Extract each line containing the string "apply".

--- Start SOURCE MATERIAL ---

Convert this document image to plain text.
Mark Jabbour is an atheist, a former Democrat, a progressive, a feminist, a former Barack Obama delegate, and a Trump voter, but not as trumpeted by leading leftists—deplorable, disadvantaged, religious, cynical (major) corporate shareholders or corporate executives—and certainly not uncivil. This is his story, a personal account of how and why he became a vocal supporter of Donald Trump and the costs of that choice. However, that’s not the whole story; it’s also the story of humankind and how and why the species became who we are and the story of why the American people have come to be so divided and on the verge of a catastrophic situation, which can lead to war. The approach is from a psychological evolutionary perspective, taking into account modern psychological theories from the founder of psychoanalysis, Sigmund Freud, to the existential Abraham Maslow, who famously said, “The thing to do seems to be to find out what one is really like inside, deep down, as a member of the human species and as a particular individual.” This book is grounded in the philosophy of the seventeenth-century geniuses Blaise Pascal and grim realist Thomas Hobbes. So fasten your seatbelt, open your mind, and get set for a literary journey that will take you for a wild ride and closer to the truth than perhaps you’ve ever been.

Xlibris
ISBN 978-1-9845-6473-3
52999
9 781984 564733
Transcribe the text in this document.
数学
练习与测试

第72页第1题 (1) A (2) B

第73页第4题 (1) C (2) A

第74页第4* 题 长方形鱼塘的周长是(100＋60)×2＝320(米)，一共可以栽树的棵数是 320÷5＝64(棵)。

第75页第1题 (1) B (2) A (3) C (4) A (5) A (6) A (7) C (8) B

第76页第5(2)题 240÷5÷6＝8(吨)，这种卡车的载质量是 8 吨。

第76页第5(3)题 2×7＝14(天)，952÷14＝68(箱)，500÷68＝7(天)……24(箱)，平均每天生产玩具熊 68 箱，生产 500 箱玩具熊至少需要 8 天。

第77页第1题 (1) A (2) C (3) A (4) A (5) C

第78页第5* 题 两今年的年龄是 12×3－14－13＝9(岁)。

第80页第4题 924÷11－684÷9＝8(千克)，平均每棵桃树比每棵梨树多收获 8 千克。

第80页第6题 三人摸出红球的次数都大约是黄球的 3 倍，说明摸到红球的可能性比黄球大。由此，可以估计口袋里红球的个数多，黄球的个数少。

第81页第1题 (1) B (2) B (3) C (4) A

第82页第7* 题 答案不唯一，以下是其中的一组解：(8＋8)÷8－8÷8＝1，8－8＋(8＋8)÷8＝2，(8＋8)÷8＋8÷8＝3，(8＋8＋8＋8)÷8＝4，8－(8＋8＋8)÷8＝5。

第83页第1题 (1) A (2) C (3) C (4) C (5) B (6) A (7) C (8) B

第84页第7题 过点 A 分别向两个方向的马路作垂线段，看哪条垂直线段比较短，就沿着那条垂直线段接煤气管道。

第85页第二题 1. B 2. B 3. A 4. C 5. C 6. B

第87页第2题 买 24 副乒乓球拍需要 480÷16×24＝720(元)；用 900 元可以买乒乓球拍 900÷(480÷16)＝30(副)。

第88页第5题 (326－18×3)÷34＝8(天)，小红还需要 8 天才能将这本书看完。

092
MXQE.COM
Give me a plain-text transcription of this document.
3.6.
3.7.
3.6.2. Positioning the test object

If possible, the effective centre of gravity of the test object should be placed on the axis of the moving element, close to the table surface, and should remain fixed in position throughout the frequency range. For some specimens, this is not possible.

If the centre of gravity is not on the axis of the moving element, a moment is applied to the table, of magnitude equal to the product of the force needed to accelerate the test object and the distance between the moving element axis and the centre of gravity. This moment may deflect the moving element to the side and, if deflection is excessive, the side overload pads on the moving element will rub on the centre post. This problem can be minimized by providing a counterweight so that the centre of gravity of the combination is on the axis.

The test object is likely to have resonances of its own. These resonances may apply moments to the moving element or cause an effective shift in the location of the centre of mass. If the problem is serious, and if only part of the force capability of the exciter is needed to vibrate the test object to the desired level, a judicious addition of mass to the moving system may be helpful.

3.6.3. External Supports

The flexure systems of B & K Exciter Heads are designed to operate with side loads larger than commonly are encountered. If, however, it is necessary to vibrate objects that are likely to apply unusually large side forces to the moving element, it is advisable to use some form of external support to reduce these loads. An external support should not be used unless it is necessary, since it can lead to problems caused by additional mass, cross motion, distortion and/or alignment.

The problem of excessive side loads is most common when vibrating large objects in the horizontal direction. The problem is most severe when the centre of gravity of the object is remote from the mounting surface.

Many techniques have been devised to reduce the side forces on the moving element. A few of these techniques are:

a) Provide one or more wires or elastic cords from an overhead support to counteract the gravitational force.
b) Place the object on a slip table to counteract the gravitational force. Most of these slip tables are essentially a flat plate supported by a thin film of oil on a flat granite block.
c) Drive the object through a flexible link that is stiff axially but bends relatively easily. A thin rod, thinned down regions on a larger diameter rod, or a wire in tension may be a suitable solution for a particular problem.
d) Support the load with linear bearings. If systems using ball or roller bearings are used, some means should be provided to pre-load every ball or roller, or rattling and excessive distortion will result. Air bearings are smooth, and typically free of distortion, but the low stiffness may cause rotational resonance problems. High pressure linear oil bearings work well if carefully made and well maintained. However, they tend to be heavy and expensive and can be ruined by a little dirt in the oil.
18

--- End SOURCE MATERIAL ---

▸ **EXERCISE RESPONSE**:
The test object is likely to have resonances of its own. These resonances may apply moments to the moving element or cause an effective shift in the location of the centre of mass. If the problem is serious, and if only part of the force capability of the exciter is needed to vibrate the test object to the desired level, a judicious addition of mass to the moving system may be helpful.
The flexure systems of B & K Exciter Heads are designed to operate with side loads larger than commonly are encountered. If, however, it is necessary to vibrate objects that are likely to apply unusually large side forces to the moving element, it is advisable to use some form of external support to reduce these loads. An external support should not be used unless it is necessary, since it can lead to problems caused by additional mass, cross motion, distortion and/or alignment.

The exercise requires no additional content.